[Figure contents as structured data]

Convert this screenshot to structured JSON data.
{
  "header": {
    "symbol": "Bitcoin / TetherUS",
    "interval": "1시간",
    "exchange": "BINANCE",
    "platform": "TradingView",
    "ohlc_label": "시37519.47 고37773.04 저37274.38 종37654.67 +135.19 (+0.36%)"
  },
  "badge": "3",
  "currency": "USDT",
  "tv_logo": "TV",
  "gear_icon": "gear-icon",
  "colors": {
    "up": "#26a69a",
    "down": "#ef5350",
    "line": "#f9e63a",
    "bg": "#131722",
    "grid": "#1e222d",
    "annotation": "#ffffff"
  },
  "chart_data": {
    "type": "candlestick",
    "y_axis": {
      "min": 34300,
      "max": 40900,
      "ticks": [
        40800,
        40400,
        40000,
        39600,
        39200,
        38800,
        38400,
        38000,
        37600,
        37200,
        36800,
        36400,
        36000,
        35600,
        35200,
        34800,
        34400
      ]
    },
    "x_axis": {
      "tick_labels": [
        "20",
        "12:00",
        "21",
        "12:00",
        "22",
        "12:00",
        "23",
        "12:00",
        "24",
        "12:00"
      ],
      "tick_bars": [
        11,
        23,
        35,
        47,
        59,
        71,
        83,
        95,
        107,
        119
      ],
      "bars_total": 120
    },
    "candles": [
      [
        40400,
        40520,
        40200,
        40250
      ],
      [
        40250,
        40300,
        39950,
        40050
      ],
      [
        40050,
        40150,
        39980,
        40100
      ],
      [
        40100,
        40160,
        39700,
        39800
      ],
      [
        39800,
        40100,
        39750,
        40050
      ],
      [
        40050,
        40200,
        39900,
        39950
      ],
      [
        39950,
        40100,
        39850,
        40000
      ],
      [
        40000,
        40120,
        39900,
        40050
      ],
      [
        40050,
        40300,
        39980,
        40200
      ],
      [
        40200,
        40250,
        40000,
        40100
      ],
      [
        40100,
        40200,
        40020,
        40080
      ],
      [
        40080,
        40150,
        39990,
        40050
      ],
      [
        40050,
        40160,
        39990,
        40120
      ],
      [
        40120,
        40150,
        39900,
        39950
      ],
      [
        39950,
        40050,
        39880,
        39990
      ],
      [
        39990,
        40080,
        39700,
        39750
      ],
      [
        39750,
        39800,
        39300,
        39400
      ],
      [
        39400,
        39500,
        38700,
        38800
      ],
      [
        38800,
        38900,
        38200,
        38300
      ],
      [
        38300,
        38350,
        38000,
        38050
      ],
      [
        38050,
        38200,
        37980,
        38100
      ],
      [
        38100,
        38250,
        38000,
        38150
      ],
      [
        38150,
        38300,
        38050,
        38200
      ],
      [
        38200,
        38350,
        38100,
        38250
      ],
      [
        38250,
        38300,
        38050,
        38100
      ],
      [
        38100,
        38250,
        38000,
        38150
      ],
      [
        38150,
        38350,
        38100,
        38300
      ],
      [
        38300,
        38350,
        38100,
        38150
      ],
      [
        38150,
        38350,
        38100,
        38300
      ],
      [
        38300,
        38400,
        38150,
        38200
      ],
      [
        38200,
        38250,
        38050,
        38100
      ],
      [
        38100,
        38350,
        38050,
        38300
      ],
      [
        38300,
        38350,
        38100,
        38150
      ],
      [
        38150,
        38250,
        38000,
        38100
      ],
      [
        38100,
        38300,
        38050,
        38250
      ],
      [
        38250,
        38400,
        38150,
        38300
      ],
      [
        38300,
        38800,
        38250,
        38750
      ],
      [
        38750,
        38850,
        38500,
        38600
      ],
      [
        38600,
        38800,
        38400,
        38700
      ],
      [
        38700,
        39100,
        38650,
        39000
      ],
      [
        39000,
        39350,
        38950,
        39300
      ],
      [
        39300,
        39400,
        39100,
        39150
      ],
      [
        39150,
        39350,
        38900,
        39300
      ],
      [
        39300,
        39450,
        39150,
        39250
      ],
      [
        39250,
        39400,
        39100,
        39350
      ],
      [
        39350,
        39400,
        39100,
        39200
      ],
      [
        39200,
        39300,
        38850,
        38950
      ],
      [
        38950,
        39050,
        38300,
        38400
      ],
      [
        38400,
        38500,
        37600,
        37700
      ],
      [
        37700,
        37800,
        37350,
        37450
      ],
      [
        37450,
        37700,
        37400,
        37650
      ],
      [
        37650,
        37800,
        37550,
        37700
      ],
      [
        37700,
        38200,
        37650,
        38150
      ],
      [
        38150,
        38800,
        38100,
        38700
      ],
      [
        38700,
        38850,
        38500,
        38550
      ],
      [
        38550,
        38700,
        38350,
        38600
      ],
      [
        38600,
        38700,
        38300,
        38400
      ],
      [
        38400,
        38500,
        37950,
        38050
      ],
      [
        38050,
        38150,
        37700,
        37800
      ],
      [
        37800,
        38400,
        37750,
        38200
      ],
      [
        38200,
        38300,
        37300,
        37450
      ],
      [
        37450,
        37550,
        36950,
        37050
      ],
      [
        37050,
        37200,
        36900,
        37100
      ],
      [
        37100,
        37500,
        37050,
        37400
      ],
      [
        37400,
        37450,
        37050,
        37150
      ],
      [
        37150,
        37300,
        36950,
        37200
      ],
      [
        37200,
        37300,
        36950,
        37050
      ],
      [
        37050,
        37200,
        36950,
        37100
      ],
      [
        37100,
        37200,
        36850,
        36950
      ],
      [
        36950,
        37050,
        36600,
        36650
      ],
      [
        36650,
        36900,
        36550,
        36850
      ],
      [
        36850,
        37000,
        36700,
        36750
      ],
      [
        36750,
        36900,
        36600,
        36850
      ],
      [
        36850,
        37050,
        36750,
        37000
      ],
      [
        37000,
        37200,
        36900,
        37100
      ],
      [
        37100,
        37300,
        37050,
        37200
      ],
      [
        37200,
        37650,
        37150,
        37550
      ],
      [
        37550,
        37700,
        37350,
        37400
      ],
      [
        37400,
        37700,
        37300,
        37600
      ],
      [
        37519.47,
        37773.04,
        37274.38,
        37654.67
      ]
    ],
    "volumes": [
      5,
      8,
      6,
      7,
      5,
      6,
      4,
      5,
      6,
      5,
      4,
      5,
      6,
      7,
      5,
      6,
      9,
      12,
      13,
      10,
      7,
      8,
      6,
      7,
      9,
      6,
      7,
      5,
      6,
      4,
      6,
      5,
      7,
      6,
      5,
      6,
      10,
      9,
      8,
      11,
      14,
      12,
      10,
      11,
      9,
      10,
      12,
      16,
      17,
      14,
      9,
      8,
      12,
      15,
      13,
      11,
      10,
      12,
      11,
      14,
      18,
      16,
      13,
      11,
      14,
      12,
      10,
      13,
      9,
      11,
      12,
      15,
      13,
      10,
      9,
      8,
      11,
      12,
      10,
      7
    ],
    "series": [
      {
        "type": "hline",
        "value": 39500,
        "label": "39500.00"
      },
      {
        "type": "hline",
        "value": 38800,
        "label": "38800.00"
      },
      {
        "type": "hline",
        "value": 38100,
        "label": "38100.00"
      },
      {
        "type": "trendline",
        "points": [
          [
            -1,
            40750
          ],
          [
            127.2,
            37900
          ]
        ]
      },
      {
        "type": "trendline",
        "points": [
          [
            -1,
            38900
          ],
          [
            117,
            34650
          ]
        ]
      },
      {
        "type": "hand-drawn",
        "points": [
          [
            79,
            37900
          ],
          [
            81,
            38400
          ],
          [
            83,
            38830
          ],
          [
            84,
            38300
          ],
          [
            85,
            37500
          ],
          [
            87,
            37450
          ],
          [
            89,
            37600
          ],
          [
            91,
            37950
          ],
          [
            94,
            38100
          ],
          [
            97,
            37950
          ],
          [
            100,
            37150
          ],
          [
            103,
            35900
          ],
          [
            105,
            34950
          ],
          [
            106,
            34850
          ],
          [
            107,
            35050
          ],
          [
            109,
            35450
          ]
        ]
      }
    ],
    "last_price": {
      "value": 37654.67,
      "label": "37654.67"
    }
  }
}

> [EXERCISE AIM]: Say how many lines in the records above hold "value", and give no other text.

> [WRITTEN RESPONSE]: 4